Some records
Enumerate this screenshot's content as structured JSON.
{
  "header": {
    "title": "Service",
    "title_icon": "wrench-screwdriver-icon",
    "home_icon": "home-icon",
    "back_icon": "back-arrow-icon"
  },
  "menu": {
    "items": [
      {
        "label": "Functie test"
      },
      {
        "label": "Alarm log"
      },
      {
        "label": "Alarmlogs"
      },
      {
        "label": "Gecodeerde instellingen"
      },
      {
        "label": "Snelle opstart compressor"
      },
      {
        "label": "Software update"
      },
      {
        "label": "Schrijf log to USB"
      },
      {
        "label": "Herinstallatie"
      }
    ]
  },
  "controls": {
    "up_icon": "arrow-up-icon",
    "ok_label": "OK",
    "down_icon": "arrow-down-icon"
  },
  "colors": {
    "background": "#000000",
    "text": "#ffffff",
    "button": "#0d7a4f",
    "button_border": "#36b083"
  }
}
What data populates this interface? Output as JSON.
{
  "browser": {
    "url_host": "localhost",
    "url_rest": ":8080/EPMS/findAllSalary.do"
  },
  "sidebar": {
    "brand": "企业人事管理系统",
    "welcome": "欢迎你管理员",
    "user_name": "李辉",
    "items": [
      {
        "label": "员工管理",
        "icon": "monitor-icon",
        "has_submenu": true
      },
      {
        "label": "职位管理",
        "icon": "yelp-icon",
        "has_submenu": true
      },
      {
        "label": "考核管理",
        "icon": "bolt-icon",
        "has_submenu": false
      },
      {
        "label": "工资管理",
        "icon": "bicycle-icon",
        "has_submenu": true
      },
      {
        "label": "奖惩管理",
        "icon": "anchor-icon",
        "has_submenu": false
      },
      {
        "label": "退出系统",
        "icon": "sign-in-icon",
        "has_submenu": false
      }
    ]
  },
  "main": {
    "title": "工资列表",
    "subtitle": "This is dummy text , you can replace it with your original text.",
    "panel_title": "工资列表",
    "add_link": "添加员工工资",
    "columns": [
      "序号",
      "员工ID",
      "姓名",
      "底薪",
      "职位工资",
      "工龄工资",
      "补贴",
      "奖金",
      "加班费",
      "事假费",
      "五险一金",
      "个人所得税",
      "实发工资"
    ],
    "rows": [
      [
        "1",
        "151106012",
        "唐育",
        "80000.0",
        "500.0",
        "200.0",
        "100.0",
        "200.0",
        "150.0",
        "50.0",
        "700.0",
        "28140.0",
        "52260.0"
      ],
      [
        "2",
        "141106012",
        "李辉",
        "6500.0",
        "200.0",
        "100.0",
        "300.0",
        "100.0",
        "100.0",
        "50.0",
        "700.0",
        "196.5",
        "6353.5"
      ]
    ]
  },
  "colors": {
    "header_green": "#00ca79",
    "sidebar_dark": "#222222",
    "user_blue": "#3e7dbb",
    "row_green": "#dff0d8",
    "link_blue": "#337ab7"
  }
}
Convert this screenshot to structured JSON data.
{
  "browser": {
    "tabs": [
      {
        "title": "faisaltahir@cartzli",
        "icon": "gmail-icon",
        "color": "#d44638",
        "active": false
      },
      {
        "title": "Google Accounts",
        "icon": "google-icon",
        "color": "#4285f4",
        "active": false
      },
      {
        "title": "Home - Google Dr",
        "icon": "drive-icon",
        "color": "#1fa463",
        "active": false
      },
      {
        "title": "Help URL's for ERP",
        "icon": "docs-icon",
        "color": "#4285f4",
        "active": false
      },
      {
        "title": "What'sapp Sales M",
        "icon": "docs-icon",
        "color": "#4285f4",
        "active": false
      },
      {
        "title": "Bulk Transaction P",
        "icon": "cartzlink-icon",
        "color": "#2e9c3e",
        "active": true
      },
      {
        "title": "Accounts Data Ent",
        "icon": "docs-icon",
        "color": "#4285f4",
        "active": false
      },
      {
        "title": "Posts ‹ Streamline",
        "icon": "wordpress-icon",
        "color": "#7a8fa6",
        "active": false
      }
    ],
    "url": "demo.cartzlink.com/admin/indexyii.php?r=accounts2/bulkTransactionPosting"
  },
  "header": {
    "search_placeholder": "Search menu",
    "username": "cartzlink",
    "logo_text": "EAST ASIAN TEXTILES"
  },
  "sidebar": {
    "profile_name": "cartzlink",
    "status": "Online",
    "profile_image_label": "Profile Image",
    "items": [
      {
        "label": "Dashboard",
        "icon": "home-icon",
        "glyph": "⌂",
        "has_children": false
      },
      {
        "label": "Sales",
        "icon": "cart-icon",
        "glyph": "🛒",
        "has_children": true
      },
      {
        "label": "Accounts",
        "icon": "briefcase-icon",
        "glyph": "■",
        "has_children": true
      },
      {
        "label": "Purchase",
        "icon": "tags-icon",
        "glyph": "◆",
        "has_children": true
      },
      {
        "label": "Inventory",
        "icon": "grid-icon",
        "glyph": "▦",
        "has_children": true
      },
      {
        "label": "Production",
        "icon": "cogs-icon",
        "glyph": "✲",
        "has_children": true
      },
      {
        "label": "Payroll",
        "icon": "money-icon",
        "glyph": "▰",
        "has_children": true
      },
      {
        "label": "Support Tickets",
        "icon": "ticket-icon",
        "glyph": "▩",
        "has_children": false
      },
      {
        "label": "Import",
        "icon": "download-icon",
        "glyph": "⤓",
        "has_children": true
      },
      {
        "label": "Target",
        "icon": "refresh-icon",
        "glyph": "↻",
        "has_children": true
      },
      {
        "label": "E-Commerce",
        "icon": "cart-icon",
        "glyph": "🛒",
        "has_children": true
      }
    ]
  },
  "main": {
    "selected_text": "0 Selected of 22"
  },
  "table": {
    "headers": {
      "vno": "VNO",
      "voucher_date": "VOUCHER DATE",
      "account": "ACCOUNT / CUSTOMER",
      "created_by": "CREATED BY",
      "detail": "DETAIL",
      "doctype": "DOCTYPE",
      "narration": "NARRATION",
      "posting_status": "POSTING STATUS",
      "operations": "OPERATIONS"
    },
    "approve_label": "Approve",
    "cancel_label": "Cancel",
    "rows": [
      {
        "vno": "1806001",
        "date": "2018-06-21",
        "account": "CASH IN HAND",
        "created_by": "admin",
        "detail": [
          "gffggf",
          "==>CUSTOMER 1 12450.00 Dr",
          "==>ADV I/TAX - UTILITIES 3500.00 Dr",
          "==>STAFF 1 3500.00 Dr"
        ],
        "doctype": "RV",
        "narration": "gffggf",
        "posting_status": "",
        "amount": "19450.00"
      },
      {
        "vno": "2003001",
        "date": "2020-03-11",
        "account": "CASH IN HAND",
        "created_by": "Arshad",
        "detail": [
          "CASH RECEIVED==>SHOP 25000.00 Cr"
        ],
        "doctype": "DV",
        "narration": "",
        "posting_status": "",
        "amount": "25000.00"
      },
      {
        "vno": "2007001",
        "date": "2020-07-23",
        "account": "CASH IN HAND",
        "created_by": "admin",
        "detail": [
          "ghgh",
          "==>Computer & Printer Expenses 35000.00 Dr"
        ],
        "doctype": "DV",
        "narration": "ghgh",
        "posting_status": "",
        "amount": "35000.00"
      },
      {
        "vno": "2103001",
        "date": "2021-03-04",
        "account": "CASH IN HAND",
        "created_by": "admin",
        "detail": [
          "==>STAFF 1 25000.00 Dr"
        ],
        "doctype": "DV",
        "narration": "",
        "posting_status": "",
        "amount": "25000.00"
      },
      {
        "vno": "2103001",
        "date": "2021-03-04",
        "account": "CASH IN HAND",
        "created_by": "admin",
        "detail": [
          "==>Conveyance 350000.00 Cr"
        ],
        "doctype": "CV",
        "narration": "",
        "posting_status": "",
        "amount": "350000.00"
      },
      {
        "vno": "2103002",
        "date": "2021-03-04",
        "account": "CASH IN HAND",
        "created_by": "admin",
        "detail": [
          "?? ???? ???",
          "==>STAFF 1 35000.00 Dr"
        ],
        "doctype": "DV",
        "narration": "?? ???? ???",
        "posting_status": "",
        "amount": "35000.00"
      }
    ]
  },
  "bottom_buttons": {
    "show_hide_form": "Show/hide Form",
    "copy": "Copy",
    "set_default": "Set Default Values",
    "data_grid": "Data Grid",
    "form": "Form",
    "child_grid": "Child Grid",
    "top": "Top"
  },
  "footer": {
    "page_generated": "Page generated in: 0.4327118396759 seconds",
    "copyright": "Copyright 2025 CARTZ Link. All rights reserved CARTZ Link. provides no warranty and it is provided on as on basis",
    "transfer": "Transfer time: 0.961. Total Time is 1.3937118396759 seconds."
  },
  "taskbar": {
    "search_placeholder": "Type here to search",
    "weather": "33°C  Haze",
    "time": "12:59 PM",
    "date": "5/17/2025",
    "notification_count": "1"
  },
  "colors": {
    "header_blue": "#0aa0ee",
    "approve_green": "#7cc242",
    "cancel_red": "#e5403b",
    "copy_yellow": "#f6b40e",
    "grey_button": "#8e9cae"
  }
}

WRITTEN PROBLEM
From the entries above, pull out each line that includes "seconds".

EXPECTED OUTPUT
    "page_generated": "Page generated in: 0.4327118396759 seconds",
    "transfer": "Transfer time: 0.961. Total Time is 1.3937118396759 seconds."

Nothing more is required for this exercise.